#### What is required:
Copy out the listing that follows, exact in every word, and skip the images.

━━━━━━━━

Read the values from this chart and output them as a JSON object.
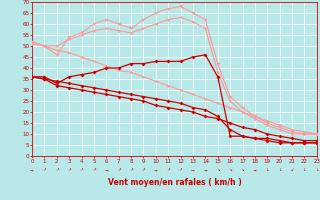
{
  "xlabel": "Vent moyen/en rafales ( km/h )",
  "bg": "#b8e8e8",
  "grid_color": "#ffffff",
  "tc": "#cc0000",
  "xlim": [
    0,
    23
  ],
  "ylim": [
    0,
    70
  ],
  "yticks": [
    0,
    5,
    10,
    15,
    20,
    25,
    30,
    35,
    40,
    45,
    50,
    55,
    60,
    65,
    70
  ],
  "xticks": [
    0,
    1,
    2,
    3,
    4,
    5,
    6,
    7,
    8,
    9,
    10,
    11,
    12,
    13,
    14,
    15,
    16,
    17,
    18,
    19,
    20,
    21,
    22,
    23
  ],
  "series": [
    {
      "comment": "light pink top curve with v markers - peaks around x=12 at 68",
      "x": [
        0,
        1,
        2,
        3,
        4,
        5,
        6,
        7,
        8,
        9,
        10,
        11,
        12,
        13,
        14,
        15,
        16,
        17,
        18,
        19,
        20,
        21,
        22,
        23
      ],
      "y": [
        52,
        50,
        46,
        54,
        56,
        60,
        62,
        60,
        58,
        62,
        65,
        67,
        68,
        65,
        62,
        42,
        27,
        22,
        18,
        15,
        13,
        11,
        10,
        10
      ],
      "color": "#ff9999",
      "marker": "v",
      "ms": 2.5,
      "lw": 0.8
    },
    {
      "comment": "light pink second curve - slightly lower, diamond markers",
      "x": [
        0,
        1,
        2,
        3,
        4,
        5,
        6,
        7,
        8,
        9,
        10,
        11,
        12,
        13,
        14,
        15,
        16,
        17,
        18,
        19,
        20,
        21,
        22,
        23
      ],
      "y": [
        51,
        50,
        50,
        53,
        55,
        57,
        58,
        57,
        56,
        58,
        60,
        62,
        63,
        61,
        58,
        38,
        25,
        20,
        17,
        14,
        12,
        10,
        10,
        10
      ],
      "color": "#ff9999",
      "marker": "D",
      "ms": 1.5,
      "lw": 0.8
    },
    {
      "comment": "light pink diagonal line from ~52 at x=0 down to ~10 at x=23",
      "x": [
        0,
        1,
        2,
        3,
        4,
        5,
        6,
        7,
        8,
        9,
        10,
        11,
        12,
        13,
        14,
        15,
        16,
        17,
        18,
        19,
        20,
        21,
        22,
        23
      ],
      "y": [
        52,
        50,
        48,
        47,
        45,
        43,
        41,
        39,
        38,
        36,
        34,
        32,
        30,
        28,
        26,
        24,
        22,
        20,
        18,
        16,
        14,
        12,
        11,
        10
      ],
      "color": "#ff9999",
      "marker": "D",
      "ms": 1.5,
      "lw": 0.8
    },
    {
      "comment": "dark red peaking curve - peaks ~45 at x=13-14, then drops sharply at x=15",
      "x": [
        0,
        1,
        2,
        3,
        4,
        5,
        6,
        7,
        8,
        9,
        10,
        11,
        12,
        13,
        14,
        15,
        16,
        17,
        18,
        19,
        20,
        21,
        22,
        23
      ],
      "y": [
        36,
        36,
        33,
        36,
        37,
        38,
        40,
        40,
        42,
        42,
        43,
        43,
        43,
        45,
        46,
        36,
        9,
        9,
        8,
        8,
        7,
        6,
        6,
        6
      ],
      "color": "#cc0000",
      "marker": "D",
      "ms": 2.0,
      "lw": 0.9
    },
    {
      "comment": "dark red diagonal down from 36 to ~7",
      "x": [
        0,
        1,
        2,
        3,
        4,
        5,
        6,
        7,
        8,
        9,
        10,
        11,
        12,
        13,
        14,
        15,
        16,
        17,
        18,
        19,
        20,
        21,
        22,
        23
      ],
      "y": [
        36,
        35,
        32,
        31,
        30,
        29,
        28,
        27,
        26,
        25,
        23,
        22,
        21,
        20,
        18,
        17,
        15,
        13,
        12,
        10,
        9,
        8,
        7,
        7
      ],
      "color": "#cc0000",
      "marker": "D",
      "ms": 2.0,
      "lw": 0.9
    },
    {
      "comment": "dark red third diagonal - from ~36 to ~6",
      "x": [
        0,
        1,
        2,
        3,
        4,
        5,
        6,
        7,
        8,
        9,
        10,
        11,
        12,
        13,
        14,
        15,
        16,
        17,
        18,
        19,
        20,
        21,
        22,
        23
      ],
      "y": [
        36,
        35,
        34,
        33,
        32,
        31,
        30,
        29,
        28,
        27,
        26,
        25,
        24,
        22,
        21,
        18,
        12,
        9,
        8,
        7,
        6,
        6,
        6,
        6
      ],
      "color": "#cc0000",
      "marker": "D",
      "ms": 2.0,
      "lw": 0.9
    }
  ],
  "wind_arrows_x": [
    0,
    1,
    2,
    3,
    4,
    5,
    6,
    7,
    8,
    9,
    10,
    11,
    12,
    13,
    14,
    15,
    16,
    17,
    18,
    19,
    20,
    21,
    22,
    23
  ],
  "wind_arrows": [
    "→",
    "↗",
    "↗",
    "↗",
    "↗",
    "↗",
    "→",
    "↗",
    "↗",
    "↗",
    "→",
    "↗",
    "↗",
    "→",
    "→",
    "↘",
    "↘",
    "↘",
    "→",
    "↓",
    "↓",
    "↙",
    "↓",
    "↓"
  ]
}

━━━━━━━━

#### Correct output:
Read the values from this chart and output them as a JSON object.
{
  "xlabel": "Vent moyen/en rafales ( km/h )",
  "bg": "#b8e8e8",
  "grid_color": "#ffffff",
  "tc": "#cc0000",
  "xlim": [
    0,
    23
  ],
  "ylim": [
    0,
    70
  ],
  "yticks": [
    0,
    5,
    10,
    15,
    20,
    25,
    30,
    35,
    40,
    45,
    50,
    55,
    60,
    65,
    70
  ],
  "xticks": [
    0,
    1,
    2,
    3,
    4,
    5,
    6,
    7,
    8,
    9,
    10,
    11,
    12,
    13,
    14,
    15,
    16,
    17,
    18,
    19,
    20,
    21,
    22,
    23
  ],
  "series": [
    {
      "comment": "light pink top curve with v markers - peaks around x=12 at 68",
      "x": [
        0,
        1,
        2,
        3,
        4,
        5,
        6,
        7,
        8,
        9,
        10,
        11,
        12,
        13,
        14,
        15,
        16,
        17,
        18,
        19,
        20,
        21,
        22,
        23
      ],
      "y": [
        52,
        50,
        46,
        54,
        56,
        60,
        62,
        60,
        58,
        62,
        65,
        67,
        68,
        65,
        62,
        42,
        27,
        22,
        18,
        15,
        13,
        11,
        10,
        10
      ],
      "color": "#ff9999",
      "marker": "v",
      "ms": 2.5,
      "lw": 0.8
    },
    {
      "comment": "light pink second curve - slightly lower, diamond markers",
      "x": [
        0,
        1,
        2,
        3,
        4,
        5,
        6,
        7,
        8,
        9,
        10,
        11,
        12,
        13,
        14,
        15,
        16,
        17,
        18,
        19,
        20,
        21,
        22,
        23
      ],
      "y": [
        51,
        50,
        50,
        53,
        55,
        57,
        58,
        57,
        56,
        58,
        60,
        62,
        63,
        61,
        58,
        38,
        25,
        20,
        17,
        14,
        12,
        10,
        10,
        10
      ],
      "color": "#ff9999",
      "marker": "D",
      "ms": 1.5,
      "lw": 0.8
    },
    {
      "comment": "light pink diagonal line from ~52 at x=0 down to ~10 at x=23",
      "x": [
        0,
        1,
        2,
        3,
        4,
        5,
        6,
        7,
        8,
        9,
        10,
        11,
        12,
        13,
        14,
        15,
        16,
        17,
        18,
        19,
        20,
        21,
        22,
        23
      ],
      "y": [
        52,
        50,
        48,
        47,
        45,
        43,
        41,
        39,
        38,
        36,
        34,
        32,
        30,
        28,
        26,
        24,
        22,
        20,
        18,
        16,
        14,
        12,
        11,
        10
      ],
      "color": "#ff9999",
      "marker": "D",
      "ms": 1.5,
      "lw": 0.8
    },
    {
      "comment": "dark red peaking curve - peaks ~45 at x=13-14, then drops sharply at x=15",
      "x": [
        0,
        1,
        2,
        3,
        4,
        5,
        6,
        7,
        8,
        9,
        10,
        11,
        12,
        13,
        14,
        15,
        16,
        17,
        18,
        19,
        20,
        21,
        22,
        23
      ],
      "y": [
        36,
        36,
        33,
        36,
        37,
        38,
        40,
        40,
        42,
        42,
        43,
        43,
        43,
        45,
        46,
        36,
        9,
        9,
        8,
        8,
        7,
        6,
        6,
        6
      ],
      "color": "#cc0000",
      "marker": "D",
      "ms": 2.0,
      "lw": 0.9
    },
    {
      "comment": "dark red diagonal down from 36 to ~7",
      "x": [
        0,
        1,
        2,
        3,
        4,
        5,
        6,
        7,
        8,
        9,
        10,
        11,
        12,
        13,
        14,
        15,
        16,
        17,
        18,
        19,
        20,
        21,
        22,
        23
      ],
      "y": [
        36,
        35,
        32,
        31,
        30,
        29,
        28,
        27,
        26,
        25,
        23,
        22,
        21,
        20,
        18,
        17,
        15,
        13,
        12,
        10,
        9,
        8,
        7,
        7
      ],
      "color": "#cc0000",
      "marker": "D",
      "ms": 2.0,
      "lw": 0.9
    },
    {
      "comment": "dark red third diagonal - from ~36 to ~6",
      "x": [
        0,
        1,
        2,
        3,
        4,
        5,
        6,
        7,
        8,
        9,
        10,
        11,
        12,
        13,
        14,
        15,
        16,
        17,
        18,
        19,
        20,
        21,
        22,
        23
      ],
      "y": [
        36,
        35,
        34,
        33,
        32,
        31,
        30,
        29,
        28,
        27,
        26,
        25,
        24,
        22,
        21,
        18,
        12,
        9,
        8,
        7,
        6,
        6,
        6,
        6
      ],
      "color": "#cc0000",
      "marker": "D",
      "ms": 2.0,
      "lw": 0.9
    }
  ],
  "wind_arrows_x": [
    0,
    1,
    2,
    3,
    4,
    5,
    6,
    7,
    8,
    9,
    10,
    11,
    12,
    13,
    14,
    15,
    16,
    17,
    18,
    19,
    20,
    21,
    22,
    23
  ],
  "wind_arrows": [
    "→",
    "↗",
    "↗",
    "↗",
    "↗",
    "↗",
    "→",
    "↗",
    "↗",
    "↗",
    "→",
    "↗",
    "↗",
    "→",
    "→",
    "↘",
    "↘",
    "↘",
    "→",
    "↓",
    "↓",
    "↙",
    "↓",
    "↓"
  ]
}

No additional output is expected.